** begin **

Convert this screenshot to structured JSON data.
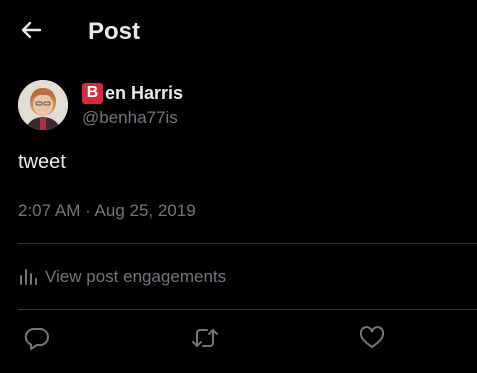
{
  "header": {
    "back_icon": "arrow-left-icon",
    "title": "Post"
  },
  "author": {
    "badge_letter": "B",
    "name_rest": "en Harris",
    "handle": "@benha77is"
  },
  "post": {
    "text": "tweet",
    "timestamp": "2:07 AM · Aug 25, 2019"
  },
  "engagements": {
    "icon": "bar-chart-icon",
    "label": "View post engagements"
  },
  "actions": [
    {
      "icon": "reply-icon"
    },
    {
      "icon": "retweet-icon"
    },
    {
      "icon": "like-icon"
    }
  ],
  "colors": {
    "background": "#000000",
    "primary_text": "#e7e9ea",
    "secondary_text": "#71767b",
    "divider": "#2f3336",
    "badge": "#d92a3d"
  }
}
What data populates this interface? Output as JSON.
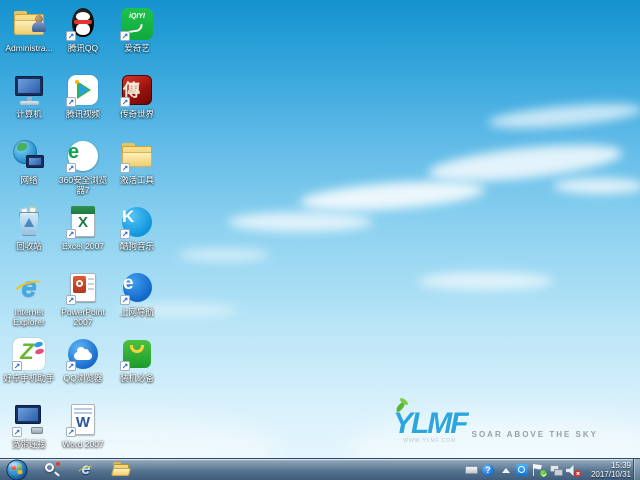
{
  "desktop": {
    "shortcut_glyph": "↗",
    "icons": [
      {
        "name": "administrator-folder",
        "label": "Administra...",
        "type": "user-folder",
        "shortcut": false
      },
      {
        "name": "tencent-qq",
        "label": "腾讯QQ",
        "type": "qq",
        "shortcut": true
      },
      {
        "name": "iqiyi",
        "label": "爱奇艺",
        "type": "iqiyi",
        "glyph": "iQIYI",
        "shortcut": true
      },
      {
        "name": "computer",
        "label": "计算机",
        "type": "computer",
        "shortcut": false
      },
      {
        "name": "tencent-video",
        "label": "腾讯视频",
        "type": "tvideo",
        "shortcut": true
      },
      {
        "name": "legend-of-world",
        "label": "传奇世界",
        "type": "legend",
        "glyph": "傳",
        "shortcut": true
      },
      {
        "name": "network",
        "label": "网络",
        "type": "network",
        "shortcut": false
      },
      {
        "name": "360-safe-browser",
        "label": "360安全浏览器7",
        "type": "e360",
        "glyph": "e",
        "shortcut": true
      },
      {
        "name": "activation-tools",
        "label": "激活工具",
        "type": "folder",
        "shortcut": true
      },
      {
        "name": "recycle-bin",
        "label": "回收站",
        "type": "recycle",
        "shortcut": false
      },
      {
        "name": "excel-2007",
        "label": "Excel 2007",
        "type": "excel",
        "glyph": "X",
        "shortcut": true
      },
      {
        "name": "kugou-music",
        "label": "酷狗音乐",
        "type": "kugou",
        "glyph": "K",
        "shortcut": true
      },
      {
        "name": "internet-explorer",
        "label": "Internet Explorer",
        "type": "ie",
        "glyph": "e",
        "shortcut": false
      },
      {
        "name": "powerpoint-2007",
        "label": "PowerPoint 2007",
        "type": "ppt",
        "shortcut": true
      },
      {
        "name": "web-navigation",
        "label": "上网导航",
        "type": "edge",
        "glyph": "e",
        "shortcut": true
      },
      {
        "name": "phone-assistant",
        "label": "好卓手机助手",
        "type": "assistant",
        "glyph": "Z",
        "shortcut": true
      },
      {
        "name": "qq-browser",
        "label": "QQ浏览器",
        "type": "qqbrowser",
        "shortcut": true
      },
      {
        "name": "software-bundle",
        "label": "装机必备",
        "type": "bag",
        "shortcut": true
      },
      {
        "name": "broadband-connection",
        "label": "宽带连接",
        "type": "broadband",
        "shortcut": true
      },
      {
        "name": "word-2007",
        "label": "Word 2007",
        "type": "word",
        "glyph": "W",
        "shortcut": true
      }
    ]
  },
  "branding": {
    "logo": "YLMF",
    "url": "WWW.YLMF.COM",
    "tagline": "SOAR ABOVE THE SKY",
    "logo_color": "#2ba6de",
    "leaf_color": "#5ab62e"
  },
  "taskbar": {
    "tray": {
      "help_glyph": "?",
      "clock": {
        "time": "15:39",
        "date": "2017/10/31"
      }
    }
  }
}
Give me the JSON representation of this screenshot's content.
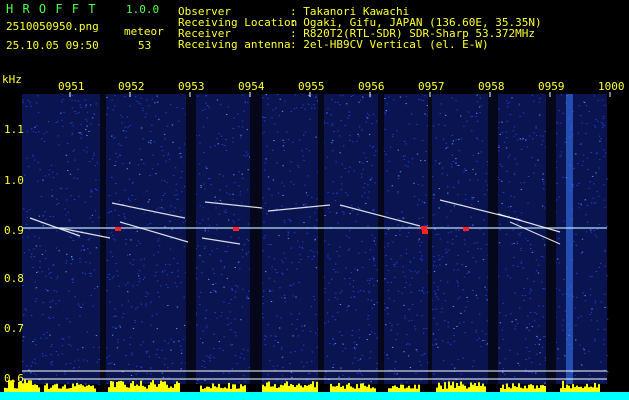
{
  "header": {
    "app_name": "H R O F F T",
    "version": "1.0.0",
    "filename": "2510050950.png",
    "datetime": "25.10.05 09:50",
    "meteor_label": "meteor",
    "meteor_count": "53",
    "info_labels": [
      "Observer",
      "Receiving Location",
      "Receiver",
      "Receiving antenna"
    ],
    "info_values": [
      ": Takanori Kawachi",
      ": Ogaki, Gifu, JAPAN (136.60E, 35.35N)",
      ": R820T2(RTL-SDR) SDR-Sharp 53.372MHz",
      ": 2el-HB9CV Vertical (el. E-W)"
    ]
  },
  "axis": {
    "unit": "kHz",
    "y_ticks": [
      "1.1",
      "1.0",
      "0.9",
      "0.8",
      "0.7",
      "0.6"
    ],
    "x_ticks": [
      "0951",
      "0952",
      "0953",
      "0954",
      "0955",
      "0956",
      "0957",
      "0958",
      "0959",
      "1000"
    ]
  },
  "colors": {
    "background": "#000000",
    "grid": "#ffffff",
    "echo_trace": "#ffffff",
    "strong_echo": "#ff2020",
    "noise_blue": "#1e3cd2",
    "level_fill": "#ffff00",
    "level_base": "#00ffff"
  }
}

** end **

Copy the listing exactly. Any image in it stays out of the copy.

== Solution ==
Convert this screenshot to structured JSON data.
{
  "header": {
    "back_icon": "arrow-left-icon",
    "title": "Post"
  },
  "author": {
    "badge_letter": "B",
    "name_rest": "en Harris",
    "handle": "@benha77is"
  },
  "post": {
    "text": "tweet",
    "timestamp": "2:07 AM · Aug 25, 2019"
  },
  "engagements": {
    "icon": "bar-chart-icon",
    "label": "View post engagements"
  },
  "actions": [
    {
      "icon": "reply-icon"
    },
    {
      "icon": "retweet-icon"
    },
    {
      "icon": "like-icon"
    }
  ],
  "colors": {
    "background": "#000000",
    "primary_text": "#e7e9ea",
    "secondary_text": "#71767b",
    "divider": "#2f3336",
    "badge": "#d92a3d"
  }
}
What data populates this interface? Output as JSON.
{
  "desktop": {
    "shortcut_glyph": "↗",
    "icons": [
      {
        "name": "administrator-folder",
        "label": "Administra...",
        "type": "user-folder",
        "shortcut": false
      },
      {
        "name": "tencent-qq",
        "label": "腾讯QQ",
        "type": "qq",
        "shortcut": true
      },
      {
        "name": "iqiyi",
        "label": "爱奇艺",
        "type": "iqiyi",
        "glyph": "iQIYI",
        "shortcut": true
      },
      {
        "name": "computer",
        "label": "计算机",
        "type": "computer",
        "shortcut": false
      },
      {
        "name": "tencent-video",
        "label": "腾讯视频",
        "type": "tvideo",
        "shortcut": true
      },
      {
        "name": "legend-of-world",
        "label": "传奇世界",
        "type": "legend",
        "glyph": "傳",
        "shortcut": true
      },
      {
        "name": "network",
        "label": "网络",
        "type": "network",
        "shortcut": false
      },
      {
        "name": "360-safe-browser",
        "label": "360安全浏览器7",
        "type": "e360",
        "glyph": "e",
        "shortcut": true
      },
      {
        "name": "activation-tools",
        "label": "激活工具",
        "type": "folder",
        "shortcut": true
      },
      {
        "name": "recycle-bin",
        "label": "回收站",
        "type": "recycle",
        "shortcut": false
      },
      {
        "name": "excel-2007",
        "label": "Excel 2007",
        "type": "excel",
        "glyph": "X",
        "shortcut": true
      },
      {
        "name": "kugou-music",
        "label": "酷狗音乐",
        "type": "kugou",
        "glyph": "K",
        "shortcut": true
      },
      {
        "name": "internet-explorer",
        "label": "Internet Explorer",
        "type": "ie",
        "glyph": "e",
        "shortcut": false
      },
      {
        "name": "powerpoint-2007",
        "label": "PowerPoint 2007",
        "type": "ppt",
        "shortcut": true
      },
      {
        "name": "web-navigation",
        "label": "上网导航",
        "type": "edge",
        "glyph": "e",
        "shortcut": true
      },
      {
        "name": "phone-assistant",
        "label": "好卓手机助手",
        "type": "assistant",
        "glyph": "Z",
        "shortcut": true
      },
      {
        "name": "qq-browser",
        "label": "QQ浏览器",
        "type": "qqbrowser",
        "shortcut": true
      },
      {
        "name": "software-bundle",
        "label": "装机必备",
        "type": "bag",
        "shortcut": true
      },
      {
        "name": "broadband-connection",
        "label": "宽带连接",
        "type": "broadband",
        "shortcut": true
      },
      {
        "name": "word-2007",
        "label": "Word 2007",
        "type": "word",
        "glyph": "W",
        "shortcut": true
      }
    ]
  },
  "branding": {
    "logo": "YLMF",
    "url": "WWW.YLMF.COM",
    "tagline": "SOAR ABOVE THE SKY",
    "logo_color": "#2ba6de",
    "leaf_color": "#5ab62e"
  },
  "taskbar": {
    "tray": {
      "help_glyph": "?",
      "clock": {
        "time": "15:39",
        "date": "2017/10/31"
      }
    }
  }
}
Give me the JSON representation of this screenshot's content.
{
  "header": {
    "app_name": "H R O F F T",
    "version": "1.0.0",
    "filename": "2510050950.png",
    "datetime": "25.10.05 09:50",
    "meteor_label": "meteor",
    "meteor_count": "53",
    "info_labels": [
      "Observer",
      "Receiving Location",
      "Receiver",
      "Receiving antenna"
    ],
    "info_values": [
      ": Takanori Kawachi",
      ": Ogaki, Gifu, JAPAN (136.60E, 35.35N)",
      ": R820T2(RTL-SDR) SDR-Sharp 53.372MHz",
      ": 2el-HB9CV Vertical (el. E-W)"
    ]
  },
  "axis": {
    "unit": "kHz",
    "y_ticks": [
      "1.1",
      "1.0",
      "0.9",
      "0.8",
      "0.7",
      "0.6"
    ],
    "x_ticks": [
      "0951",
      "0952",
      "0953",
      "0954",
      "0955",
      "0956",
      "0957",
      "0958",
      "0959",
      "1000"
    ]
  },
  "colors": {
    "background": "#000000",
    "grid": "#ffffff",
    "echo_trace": "#ffffff",
    "strong_echo": "#ff2020",
    "noise_blue": "#1e3cd2",
    "level_fill": "#ffff00",
    "level_base": "#00ffff"
  }
}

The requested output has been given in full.